◆ **PASSAGE**:

* * * * * * * * *

Oil and gas subcontracting activities, service provision and supply are classified under three main categories according to the Local Content Decree, as follows:

  • category A refers to activities to be exclusively conducted by Ivorian companies;
  • category B refers to activities to be conducted primarily by companies incorporated under Ivorian law, but that can also be conducted by foreign companies in partnership with one or more Ivorian company; and
  • category C refers to activities that can be conducted by either companies under Ivorian Law or foreign companies.

The activities of category B are divided into two sub-categories:

  • B1 refers to activities that should be conducted by companies incorporated under Ivorian Law; and
  • B2 refers to activities that should be conducted by Ivorian companies in partnership with foreign companies.

For clarification, Ivorian companies are defined as companies in which at least 51% of the capital is owned by individuals holding Ivorian nationality or legal entities controlled by Ivorian individuals. The control of a legal entity means that at least 51 % of the capital is directly or indirectly owned by a legal entity or an individual, granting such entity or person voting rights.

As for companies incorporated under Ivorian Law, they refer to companies incorporated before the commercial register in Ivory Coast, with no restriction regarding the nationality of their shareholders.

The Local Content Decree outlines an exhaustive list of activities corresponding to each category. It is imperative for every operator to precisely identify the specific type of activities they intend to undertake based on this classification, as this will significantly influence the structuring of the relevant project.

“JVs are the most common type of agreement entered into between international and local oil and gas companies”.

Available Structuring Options

In light of the foregoing, depending on the activity, the operator may have several structuring options, including:

  • One option is to create a local entity. This involves establishing a local entity in conformity with the nationality conditions imposed by law.
  • Another option is to participate directly in the share capital of a local partner. Operators can choose to acquire shares in the capital of an Ivorian company.
  • A third option is to sign a partnership agreement with a local partner. The Local Content Law or Decree does not currently impose any specific form or restrictions on the nature of the partnership agreement between foreign operators and local partners (Ivorian companies), so the parties are entirely free to choose the form of such partnerships, such as a memorandum of understanding, service agreement or sub-contracting agreement.

* * * * * * * * *

◆ **WRITTEN EXERCISE A**:
Put the stored data entries, from their first line through the line containing "historical-year-line [166,350,1456,731]", into a numbered list, leaving out any blank lines.

Stored data entries:
* * * * * * * * *

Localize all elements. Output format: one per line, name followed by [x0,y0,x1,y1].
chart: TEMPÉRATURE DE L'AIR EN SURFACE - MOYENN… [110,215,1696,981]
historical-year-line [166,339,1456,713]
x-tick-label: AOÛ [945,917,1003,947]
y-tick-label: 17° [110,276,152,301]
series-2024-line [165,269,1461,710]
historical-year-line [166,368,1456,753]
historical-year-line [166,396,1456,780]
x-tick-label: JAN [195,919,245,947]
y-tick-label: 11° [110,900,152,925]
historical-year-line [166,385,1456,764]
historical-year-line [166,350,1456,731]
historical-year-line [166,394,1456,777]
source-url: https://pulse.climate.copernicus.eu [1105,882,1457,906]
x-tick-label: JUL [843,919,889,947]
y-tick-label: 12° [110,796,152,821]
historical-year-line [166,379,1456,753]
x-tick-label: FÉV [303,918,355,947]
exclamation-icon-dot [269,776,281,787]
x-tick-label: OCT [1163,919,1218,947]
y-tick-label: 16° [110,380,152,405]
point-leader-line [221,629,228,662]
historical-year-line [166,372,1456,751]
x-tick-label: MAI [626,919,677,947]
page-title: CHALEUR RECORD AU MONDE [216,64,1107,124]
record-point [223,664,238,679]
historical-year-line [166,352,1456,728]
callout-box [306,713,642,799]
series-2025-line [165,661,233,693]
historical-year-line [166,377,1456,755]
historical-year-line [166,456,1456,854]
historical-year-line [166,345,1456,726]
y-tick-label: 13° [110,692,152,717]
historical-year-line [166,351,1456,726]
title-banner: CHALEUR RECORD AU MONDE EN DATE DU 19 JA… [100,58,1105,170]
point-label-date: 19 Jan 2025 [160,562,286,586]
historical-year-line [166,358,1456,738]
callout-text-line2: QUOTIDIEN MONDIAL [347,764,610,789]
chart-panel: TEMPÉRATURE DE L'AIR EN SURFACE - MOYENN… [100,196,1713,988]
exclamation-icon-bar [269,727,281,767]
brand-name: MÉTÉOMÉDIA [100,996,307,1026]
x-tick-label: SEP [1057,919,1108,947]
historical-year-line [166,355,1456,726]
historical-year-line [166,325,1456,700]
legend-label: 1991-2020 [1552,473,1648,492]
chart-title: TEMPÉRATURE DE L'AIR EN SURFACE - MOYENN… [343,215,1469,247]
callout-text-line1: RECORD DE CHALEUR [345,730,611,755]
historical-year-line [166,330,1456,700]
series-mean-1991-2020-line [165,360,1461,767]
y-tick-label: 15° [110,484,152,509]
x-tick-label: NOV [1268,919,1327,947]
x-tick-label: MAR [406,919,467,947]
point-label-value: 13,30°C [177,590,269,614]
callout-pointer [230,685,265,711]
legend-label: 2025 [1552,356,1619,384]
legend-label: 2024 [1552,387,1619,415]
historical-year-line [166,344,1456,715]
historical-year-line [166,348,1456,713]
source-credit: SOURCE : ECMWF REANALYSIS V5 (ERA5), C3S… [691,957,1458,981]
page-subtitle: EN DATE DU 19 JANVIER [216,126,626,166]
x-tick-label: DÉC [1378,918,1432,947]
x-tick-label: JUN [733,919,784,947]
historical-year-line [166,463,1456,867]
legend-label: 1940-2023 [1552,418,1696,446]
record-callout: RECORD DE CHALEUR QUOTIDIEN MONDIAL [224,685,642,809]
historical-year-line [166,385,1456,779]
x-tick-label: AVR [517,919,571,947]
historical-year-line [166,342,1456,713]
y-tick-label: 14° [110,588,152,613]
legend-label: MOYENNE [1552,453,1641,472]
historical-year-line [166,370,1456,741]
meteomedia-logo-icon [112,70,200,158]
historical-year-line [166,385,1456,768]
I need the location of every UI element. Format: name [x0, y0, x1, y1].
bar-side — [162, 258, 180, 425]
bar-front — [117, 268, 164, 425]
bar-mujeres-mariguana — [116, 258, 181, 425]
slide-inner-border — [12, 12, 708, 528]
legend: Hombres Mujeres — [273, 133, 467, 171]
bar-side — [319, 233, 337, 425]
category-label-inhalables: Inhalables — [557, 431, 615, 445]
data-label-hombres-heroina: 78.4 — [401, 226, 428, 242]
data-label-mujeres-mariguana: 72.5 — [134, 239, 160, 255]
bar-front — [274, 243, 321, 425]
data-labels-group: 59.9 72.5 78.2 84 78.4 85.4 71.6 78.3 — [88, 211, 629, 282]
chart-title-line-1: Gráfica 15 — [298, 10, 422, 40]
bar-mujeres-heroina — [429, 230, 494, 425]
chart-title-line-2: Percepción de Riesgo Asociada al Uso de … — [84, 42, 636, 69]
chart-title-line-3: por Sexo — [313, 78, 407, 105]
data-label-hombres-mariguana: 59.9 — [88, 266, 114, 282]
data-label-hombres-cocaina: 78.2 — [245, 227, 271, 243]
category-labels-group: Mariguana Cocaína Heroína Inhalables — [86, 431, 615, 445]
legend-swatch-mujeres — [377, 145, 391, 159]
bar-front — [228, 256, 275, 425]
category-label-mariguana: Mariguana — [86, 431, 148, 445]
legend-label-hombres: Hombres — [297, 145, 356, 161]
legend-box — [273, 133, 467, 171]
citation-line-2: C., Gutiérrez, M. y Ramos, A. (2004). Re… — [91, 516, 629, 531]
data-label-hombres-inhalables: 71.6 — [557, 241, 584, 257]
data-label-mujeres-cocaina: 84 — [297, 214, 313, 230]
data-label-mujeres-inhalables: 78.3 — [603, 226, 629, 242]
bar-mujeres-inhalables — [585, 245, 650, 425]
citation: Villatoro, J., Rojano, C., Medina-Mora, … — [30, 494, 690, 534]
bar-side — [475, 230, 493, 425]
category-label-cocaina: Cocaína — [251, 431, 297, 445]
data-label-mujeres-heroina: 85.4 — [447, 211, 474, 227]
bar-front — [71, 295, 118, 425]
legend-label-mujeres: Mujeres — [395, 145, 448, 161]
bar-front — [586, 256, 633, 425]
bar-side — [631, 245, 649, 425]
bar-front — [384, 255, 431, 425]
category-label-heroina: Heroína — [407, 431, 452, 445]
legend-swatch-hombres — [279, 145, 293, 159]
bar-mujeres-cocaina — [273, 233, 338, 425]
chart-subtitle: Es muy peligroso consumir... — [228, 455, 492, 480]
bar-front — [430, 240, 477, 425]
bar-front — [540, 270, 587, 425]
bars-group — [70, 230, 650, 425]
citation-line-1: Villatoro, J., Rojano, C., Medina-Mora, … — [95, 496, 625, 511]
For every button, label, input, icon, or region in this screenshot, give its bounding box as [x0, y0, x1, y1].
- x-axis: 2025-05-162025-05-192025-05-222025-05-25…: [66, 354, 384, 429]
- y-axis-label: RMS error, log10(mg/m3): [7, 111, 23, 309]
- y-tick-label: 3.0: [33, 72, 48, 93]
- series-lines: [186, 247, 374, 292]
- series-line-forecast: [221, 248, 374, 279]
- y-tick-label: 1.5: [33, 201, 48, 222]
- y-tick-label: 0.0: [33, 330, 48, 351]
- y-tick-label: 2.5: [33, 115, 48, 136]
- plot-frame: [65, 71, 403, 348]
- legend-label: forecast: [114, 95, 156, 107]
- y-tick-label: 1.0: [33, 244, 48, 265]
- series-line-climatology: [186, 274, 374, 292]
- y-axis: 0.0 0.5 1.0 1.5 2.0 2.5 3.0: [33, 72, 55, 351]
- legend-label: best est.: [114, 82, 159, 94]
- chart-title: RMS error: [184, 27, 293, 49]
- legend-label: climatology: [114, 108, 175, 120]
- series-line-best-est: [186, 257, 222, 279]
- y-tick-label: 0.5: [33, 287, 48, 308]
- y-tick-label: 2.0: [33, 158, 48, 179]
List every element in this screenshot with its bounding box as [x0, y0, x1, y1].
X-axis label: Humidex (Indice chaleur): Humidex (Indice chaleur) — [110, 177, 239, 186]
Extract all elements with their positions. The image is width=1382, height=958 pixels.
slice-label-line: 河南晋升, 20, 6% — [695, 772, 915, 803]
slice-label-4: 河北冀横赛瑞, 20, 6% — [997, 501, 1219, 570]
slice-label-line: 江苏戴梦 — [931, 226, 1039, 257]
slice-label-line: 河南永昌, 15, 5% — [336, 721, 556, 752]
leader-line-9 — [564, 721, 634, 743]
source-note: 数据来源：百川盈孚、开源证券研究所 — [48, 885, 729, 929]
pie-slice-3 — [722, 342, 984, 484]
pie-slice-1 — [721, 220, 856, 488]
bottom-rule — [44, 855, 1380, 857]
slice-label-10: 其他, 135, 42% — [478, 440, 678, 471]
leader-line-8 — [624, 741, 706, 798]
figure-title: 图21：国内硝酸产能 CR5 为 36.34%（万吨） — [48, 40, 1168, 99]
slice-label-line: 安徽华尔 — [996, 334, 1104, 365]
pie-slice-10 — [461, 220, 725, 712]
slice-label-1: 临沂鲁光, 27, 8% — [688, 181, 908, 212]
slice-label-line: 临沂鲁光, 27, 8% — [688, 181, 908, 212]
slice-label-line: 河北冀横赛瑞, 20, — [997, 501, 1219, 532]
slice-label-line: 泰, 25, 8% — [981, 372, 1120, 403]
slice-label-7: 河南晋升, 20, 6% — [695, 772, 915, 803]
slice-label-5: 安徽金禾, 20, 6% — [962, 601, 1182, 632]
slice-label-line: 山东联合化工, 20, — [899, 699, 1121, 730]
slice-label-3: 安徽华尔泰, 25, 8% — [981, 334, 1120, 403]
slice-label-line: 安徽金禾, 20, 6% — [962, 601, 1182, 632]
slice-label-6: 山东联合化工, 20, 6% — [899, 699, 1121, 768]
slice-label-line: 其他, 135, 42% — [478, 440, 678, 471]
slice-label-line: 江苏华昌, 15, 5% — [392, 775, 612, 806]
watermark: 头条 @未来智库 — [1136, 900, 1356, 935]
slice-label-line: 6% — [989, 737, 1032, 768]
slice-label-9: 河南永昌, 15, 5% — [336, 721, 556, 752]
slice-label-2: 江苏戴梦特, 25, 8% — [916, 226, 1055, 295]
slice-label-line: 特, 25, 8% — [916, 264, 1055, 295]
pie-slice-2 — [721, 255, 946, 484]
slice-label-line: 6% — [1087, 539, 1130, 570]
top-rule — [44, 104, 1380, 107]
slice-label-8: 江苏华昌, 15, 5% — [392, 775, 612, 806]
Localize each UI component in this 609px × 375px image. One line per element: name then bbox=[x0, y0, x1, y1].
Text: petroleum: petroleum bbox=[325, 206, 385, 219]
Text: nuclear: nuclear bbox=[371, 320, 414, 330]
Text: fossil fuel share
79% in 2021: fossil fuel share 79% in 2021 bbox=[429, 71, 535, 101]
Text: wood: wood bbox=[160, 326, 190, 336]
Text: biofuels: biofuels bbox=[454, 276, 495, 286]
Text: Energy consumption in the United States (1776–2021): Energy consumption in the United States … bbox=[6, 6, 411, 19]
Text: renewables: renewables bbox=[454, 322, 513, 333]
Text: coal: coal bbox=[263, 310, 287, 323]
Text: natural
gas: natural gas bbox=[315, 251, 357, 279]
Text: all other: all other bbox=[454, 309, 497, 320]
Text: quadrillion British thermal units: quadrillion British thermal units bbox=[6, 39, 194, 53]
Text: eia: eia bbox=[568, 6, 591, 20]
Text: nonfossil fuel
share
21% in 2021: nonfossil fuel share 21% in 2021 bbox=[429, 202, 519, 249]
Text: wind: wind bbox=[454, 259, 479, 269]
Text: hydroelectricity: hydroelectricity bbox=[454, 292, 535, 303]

* * * * * * * * *

◆ **WRITTEN EXERCISE B**:
In the passage on the Ivorian Local Content Decree, what minimum share of a company's capital must be held by individuals of Ivorian nationality or by legal entities controlled by Ivorian individuals for the company to qualify as Ivorian?

◆ **REPLY A**:
1. Localize all elements. Output format: one per line, name followed by [x0,y0,x1,y1].
2. chart: TEMPÉRATURE DE L'AIR EN SURFACE - MOYENN… [110,215,1696,981]
3. historical-year-line [166,339,1456,713]
4. x-tick-label: AOÛ [945,917,1003,947]
5. y-tick-label: 17° [110,276,152,301]
6. series-2024-line [165,269,1461,710]
7. historical-year-line [166,368,1456,753]
8. historical-year-line [166,396,1456,780]
9. x-tick-label: JAN [195,919,245,947]
10. y-tick-label: 11° [110,900,152,925]
11. historical-year-line [166,385,1456,764]
12. historical-year-line [166,350,1456,731]

◆ **REPLY B**:
At least 51% of the capital.